## Stated task:
What do the lines say from the one containing "Give me the" to the end of the records? Restate them word for word, and only those.

## Data provided:
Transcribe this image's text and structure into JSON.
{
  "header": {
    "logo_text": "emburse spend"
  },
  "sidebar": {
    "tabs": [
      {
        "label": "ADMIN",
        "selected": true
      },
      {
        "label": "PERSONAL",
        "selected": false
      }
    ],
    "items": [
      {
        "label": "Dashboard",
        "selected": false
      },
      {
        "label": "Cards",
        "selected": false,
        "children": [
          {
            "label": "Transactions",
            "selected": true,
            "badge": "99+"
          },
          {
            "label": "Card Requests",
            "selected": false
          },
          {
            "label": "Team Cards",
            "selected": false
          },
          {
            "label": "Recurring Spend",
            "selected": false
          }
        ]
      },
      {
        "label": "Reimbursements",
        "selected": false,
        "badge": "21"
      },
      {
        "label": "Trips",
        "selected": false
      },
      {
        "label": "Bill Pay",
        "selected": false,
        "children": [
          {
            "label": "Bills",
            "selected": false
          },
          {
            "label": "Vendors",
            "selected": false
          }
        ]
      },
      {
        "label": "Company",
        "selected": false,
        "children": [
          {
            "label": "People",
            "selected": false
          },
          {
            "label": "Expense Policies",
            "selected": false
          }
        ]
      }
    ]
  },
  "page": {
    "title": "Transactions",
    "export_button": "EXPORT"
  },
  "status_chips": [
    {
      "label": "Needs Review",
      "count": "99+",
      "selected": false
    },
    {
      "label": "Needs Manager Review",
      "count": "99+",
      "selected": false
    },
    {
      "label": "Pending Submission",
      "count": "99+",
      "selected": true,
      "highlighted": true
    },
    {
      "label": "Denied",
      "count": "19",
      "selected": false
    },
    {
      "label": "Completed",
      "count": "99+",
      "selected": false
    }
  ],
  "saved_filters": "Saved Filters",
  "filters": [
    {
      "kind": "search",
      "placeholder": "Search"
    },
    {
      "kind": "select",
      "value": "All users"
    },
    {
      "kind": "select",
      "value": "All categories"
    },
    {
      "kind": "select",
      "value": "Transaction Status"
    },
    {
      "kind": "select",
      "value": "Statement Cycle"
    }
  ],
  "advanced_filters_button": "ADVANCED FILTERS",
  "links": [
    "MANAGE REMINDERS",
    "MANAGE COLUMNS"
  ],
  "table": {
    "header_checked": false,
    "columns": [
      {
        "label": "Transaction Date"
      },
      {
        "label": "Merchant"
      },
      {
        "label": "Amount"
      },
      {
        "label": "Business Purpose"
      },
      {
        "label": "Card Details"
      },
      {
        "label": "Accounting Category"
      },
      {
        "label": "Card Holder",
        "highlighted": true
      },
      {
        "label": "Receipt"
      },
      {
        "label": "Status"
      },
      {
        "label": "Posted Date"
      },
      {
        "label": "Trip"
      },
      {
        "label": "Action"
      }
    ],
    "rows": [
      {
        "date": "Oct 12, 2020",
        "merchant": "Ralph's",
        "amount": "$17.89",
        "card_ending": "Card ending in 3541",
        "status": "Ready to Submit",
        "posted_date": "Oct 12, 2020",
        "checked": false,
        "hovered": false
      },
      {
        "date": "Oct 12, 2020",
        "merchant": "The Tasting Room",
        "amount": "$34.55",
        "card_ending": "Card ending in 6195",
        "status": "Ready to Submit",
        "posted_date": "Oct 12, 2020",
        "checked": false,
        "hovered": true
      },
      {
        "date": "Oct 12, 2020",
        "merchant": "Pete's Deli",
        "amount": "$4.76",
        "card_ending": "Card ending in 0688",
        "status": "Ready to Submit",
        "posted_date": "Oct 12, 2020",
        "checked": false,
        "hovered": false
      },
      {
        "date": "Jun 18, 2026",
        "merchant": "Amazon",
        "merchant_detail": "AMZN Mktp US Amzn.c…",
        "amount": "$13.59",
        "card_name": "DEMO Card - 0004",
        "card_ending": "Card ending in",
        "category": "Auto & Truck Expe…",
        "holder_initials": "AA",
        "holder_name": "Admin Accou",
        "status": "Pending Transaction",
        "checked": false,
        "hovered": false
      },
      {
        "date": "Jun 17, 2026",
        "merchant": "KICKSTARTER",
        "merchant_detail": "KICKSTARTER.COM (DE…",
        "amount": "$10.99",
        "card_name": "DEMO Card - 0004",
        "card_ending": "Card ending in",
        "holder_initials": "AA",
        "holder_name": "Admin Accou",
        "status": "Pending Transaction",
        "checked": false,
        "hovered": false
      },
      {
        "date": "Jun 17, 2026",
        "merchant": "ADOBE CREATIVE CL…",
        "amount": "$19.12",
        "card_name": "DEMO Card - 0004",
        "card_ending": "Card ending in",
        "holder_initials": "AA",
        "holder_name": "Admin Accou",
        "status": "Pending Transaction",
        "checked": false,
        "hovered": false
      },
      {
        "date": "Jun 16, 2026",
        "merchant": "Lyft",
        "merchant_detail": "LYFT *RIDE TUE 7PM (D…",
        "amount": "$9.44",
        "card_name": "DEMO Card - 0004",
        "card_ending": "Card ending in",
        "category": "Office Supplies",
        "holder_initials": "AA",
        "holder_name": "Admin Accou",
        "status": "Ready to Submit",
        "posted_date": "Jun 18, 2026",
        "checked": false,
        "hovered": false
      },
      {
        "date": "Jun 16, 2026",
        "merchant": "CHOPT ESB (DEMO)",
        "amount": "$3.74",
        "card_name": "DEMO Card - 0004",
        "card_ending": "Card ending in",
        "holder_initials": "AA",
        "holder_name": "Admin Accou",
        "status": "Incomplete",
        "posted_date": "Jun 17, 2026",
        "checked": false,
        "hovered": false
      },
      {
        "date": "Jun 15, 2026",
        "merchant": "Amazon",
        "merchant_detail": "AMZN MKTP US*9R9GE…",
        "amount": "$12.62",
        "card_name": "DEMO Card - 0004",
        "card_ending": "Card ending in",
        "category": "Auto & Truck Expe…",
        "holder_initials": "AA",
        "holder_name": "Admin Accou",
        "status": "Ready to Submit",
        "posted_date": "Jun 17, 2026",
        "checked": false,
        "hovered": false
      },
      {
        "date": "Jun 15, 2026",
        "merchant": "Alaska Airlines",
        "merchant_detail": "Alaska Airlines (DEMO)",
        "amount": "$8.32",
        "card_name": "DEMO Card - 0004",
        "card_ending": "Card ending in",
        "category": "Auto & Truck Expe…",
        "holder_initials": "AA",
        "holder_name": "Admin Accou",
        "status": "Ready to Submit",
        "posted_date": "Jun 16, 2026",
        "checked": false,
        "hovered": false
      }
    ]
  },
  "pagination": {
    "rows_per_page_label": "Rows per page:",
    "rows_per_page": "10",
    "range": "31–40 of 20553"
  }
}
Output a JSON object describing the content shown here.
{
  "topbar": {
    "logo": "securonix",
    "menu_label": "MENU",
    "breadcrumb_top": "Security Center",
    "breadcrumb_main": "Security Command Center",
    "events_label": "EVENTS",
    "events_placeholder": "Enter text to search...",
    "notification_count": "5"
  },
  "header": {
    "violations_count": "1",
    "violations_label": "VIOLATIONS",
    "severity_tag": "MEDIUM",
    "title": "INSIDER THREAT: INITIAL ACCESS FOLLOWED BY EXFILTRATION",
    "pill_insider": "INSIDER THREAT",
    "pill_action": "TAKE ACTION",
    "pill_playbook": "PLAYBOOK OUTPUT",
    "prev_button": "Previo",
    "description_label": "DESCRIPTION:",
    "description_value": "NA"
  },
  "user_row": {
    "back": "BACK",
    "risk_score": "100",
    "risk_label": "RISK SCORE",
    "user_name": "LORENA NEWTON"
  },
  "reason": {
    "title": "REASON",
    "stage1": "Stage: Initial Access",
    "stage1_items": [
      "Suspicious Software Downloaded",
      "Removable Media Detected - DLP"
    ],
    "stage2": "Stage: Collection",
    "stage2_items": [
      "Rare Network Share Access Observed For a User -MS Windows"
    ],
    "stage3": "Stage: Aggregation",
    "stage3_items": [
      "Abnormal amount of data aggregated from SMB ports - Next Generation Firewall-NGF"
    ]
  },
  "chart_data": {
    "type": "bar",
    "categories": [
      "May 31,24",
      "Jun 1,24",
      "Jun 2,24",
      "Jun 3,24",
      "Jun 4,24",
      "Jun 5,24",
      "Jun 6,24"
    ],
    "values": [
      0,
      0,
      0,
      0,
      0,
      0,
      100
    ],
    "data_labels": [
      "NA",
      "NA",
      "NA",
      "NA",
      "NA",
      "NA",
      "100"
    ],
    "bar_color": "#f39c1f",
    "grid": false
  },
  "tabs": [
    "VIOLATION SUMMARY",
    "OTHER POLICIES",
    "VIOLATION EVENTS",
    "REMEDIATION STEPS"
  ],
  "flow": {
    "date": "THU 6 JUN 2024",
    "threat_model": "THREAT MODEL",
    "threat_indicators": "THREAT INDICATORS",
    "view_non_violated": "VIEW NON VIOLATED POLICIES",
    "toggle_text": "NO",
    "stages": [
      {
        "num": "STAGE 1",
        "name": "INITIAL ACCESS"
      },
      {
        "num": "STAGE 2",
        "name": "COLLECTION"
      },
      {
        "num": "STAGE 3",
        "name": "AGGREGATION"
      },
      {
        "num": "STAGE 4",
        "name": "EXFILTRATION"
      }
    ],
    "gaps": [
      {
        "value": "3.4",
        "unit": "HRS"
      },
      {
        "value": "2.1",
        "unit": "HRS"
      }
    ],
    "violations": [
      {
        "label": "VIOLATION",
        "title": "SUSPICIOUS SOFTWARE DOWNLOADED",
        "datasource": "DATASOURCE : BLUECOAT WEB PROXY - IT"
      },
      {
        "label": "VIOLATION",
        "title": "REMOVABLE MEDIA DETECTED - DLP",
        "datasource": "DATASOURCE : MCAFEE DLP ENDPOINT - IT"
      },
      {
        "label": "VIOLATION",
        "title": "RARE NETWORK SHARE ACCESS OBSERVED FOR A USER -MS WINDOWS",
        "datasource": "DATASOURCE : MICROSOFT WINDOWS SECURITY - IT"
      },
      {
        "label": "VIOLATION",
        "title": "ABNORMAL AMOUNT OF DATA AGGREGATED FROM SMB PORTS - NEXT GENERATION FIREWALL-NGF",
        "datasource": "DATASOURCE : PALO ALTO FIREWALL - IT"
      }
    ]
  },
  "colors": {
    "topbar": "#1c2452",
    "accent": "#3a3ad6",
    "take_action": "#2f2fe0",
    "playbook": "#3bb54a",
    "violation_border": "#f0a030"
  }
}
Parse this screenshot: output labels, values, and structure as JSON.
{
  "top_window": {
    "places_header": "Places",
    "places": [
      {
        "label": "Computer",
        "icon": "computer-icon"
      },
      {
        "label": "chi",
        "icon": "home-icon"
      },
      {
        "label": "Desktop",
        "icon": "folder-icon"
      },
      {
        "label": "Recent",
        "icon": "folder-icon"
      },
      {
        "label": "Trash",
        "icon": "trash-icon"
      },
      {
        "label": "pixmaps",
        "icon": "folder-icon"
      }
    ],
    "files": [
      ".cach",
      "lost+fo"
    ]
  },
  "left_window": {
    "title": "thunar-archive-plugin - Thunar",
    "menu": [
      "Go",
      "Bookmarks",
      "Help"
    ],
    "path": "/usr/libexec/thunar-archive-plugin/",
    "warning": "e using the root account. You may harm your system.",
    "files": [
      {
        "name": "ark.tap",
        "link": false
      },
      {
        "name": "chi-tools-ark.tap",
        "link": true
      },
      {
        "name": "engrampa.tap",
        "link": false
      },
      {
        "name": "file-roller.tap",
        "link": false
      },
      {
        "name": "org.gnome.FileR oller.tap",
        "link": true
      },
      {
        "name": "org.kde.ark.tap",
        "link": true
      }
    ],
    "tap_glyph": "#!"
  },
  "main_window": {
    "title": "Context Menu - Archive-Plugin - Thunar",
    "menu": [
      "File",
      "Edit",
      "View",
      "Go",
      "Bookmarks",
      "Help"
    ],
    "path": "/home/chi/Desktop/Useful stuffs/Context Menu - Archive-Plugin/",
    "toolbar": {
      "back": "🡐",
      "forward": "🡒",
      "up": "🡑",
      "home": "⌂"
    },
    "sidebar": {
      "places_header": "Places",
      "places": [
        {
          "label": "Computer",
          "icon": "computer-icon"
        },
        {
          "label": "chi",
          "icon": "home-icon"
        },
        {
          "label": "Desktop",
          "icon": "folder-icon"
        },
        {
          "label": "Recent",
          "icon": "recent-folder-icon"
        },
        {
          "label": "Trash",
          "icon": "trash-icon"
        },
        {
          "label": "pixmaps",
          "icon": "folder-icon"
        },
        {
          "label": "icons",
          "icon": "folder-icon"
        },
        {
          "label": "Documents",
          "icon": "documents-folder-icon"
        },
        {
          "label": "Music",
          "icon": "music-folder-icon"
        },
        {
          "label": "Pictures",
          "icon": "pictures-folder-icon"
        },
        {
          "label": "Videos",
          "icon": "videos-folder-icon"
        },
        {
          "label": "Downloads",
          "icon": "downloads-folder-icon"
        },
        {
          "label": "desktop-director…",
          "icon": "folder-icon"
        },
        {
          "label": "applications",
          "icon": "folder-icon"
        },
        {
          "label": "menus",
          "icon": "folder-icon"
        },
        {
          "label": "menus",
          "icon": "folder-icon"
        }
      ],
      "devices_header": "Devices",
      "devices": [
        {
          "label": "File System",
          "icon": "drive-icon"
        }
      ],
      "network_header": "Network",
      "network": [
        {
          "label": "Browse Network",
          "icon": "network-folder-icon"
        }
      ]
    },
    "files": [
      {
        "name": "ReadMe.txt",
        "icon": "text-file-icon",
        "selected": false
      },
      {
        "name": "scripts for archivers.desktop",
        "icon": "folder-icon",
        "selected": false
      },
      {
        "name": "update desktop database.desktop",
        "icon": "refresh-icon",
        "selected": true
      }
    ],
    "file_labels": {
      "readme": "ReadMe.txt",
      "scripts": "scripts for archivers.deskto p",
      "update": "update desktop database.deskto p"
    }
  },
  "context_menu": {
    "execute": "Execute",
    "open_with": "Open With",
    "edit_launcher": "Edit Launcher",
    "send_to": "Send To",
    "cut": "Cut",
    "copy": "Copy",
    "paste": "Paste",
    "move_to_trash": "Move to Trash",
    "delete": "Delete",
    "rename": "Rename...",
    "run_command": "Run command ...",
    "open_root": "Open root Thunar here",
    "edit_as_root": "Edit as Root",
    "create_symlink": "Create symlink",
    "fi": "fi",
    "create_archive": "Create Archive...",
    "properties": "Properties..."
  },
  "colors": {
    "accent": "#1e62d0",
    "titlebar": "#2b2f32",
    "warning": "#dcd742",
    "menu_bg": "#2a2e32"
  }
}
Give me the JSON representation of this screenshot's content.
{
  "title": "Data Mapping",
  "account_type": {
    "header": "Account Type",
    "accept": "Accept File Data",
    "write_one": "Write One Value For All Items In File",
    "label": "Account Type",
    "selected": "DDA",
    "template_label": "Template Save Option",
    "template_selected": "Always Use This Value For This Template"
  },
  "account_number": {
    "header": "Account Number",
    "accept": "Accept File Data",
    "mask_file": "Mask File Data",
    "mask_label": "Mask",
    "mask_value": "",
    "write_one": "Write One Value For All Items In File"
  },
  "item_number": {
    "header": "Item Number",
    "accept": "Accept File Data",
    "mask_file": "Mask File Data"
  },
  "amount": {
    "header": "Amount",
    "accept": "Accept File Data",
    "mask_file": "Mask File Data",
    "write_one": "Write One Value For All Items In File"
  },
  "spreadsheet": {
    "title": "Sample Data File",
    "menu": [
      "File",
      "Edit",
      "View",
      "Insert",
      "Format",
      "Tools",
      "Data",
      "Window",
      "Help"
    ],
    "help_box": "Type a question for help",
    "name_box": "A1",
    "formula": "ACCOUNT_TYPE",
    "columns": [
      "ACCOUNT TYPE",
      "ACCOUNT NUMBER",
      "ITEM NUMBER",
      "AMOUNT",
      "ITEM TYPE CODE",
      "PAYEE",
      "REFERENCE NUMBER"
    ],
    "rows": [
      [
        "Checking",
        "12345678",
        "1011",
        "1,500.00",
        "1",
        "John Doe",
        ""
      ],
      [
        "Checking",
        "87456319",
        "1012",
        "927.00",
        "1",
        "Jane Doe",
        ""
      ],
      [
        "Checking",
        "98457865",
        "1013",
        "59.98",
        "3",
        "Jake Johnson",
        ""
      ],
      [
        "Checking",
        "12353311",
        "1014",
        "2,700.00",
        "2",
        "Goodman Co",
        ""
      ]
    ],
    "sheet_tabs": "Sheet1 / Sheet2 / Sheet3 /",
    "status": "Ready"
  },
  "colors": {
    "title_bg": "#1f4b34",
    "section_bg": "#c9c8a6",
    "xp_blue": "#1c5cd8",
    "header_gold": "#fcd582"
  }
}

## Result of the exercise:
Give me the JSON representation of this screenshot's content.
{
  "title": "Data Mapping",
  "account_type": {
    "header": "Account Type",
    "accept": "Accept File Data",
    "write_one": "Write One Value For All Items In File",
    "label": "Account Type",
    "selected": "DDA",
    "template_label": "Template Save Option",
    "template_selected": "Always Use This Value For This Template"
  },
  "account_number": {
    "header": "Account Number",
    "accept": "Accept File Data",
    "mask_file": "Mask File Data",
    "mask_label": "Mask",
    "mask_value": "",
    "write_one": "Write One Value For All Items In File"
  },
  "item_number": {
    "header": "Item Number",
    "accept": "Accept File Data",
    "mask_file": "Mask File Data"
  },
  "amount": {
    "header": "Amount",
    "accept": "Accept File Data",
    "mask_file": "Mask File Data",
    "write_one": "Write One Value For All Items In File"
  },
  "spreadsheet": {
    "title": "Sample Data File",
    "menu": [
      "File",
      "Edit",
      "View",
      "Insert",
      "Format",
      "Tools",
      "Data",
      "Window",
      "Help"
    ],
    "help_box": "Type a question for help",
    "name_box": "A1",
    "formula": "ACCOUNT_TYPE",
    "columns": [
      "ACCOUNT TYPE",
      "ACCOUNT NUMBER",
      "ITEM NUMBER",
      "AMOUNT",
      "ITEM TYPE CODE",
      "PAYEE",
      "REFERENCE NUMBER"
    ],
    "rows": [
      [
        "Checking",
        "12345678",
        "1011",
        "1,500.00",
        "1",
        "John Doe",
        ""
      ],
      [
        "Checking",
        "87456319",
        "1012",
        "927.00",
        "1",
        "Jane Doe",
        ""
      ],
      [
        "Checking",
        "98457865",
        "1013",
        "59.98",
        "3",
        "Jake Johnson",
        ""
      ],
      [
        "Checking",
        "12353311",
        "1014",
        "2,700.00",
        "2",
        "Goodman Co",
        ""
      ]
    ],
    "sheet_tabs": "Sheet1 / Sheet2 / Sheet3 /",
    "status": "Ready"
  },
  "colors": {
    "title_bg": "#1f4b34",
    "section_bg": "#c9c8a6",
    "xp_blue": "#1c5cd8",
    "header_gold": "#fcd582"
  }
}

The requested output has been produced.